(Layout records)
┄┄┄┄┄┄┄┄┄┄

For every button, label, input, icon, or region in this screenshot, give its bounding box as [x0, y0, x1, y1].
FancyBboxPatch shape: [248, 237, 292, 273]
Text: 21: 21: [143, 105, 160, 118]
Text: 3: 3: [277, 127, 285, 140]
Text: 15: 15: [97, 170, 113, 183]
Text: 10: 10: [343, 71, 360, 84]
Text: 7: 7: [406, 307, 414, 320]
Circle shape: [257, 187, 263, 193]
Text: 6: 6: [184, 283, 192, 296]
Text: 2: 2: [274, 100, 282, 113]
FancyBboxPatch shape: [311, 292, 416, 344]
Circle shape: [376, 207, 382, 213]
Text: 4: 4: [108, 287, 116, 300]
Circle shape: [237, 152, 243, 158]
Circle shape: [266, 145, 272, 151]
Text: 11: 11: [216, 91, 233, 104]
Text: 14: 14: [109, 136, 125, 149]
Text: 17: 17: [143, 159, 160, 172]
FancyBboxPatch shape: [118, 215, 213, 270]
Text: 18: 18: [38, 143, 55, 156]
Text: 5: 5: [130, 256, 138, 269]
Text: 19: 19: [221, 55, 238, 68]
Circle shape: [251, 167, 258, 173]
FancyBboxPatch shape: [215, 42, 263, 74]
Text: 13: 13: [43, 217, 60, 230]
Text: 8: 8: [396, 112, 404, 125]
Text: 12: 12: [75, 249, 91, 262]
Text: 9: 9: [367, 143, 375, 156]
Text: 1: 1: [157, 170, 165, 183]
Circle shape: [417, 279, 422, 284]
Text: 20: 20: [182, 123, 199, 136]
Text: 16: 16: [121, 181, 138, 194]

┄┄┄┄┄┄┄┄┄┄

Reproduce the rows above verbatim, covering the stretch from the first row through the row that contains "Text: 13: 13: [43, 217, 60, 230]", both ends included.

For every button, label, input, icon, or region in this screenshot, give its bounding box as [x0, y0, x1, y1].
FancyBboxPatch shape: [248, 237, 292, 273]
Text: 21: 21: [143, 105, 160, 118]
Text: 3: 3: [277, 127, 285, 140]
Text: 15: 15: [97, 170, 113, 183]
Text: 10: 10: [343, 71, 360, 84]
Text: 7: 7: [406, 307, 414, 320]
Circle shape: [257, 187, 263, 193]
Text: 6: 6: [184, 283, 192, 296]
Text: 2: 2: [274, 100, 282, 113]
FancyBboxPatch shape: [311, 292, 416, 344]
Circle shape: [376, 207, 382, 213]
Text: 4: 4: [108, 287, 116, 300]
Circle shape: [237, 152, 243, 158]
Circle shape: [266, 145, 272, 151]
Text: 11: 11: [216, 91, 233, 104]
Text: 14: 14: [109, 136, 125, 149]
Text: 17: 17: [143, 159, 160, 172]
FancyBboxPatch shape: [118, 215, 213, 270]
Text: 18: 18: [38, 143, 55, 156]
Text: 5: 5: [130, 256, 138, 269]
Text: 19: 19: [221, 55, 238, 68]
Circle shape: [251, 167, 258, 173]
FancyBboxPatch shape: [215, 42, 263, 74]
Text: 13: 13: [43, 217, 60, 230]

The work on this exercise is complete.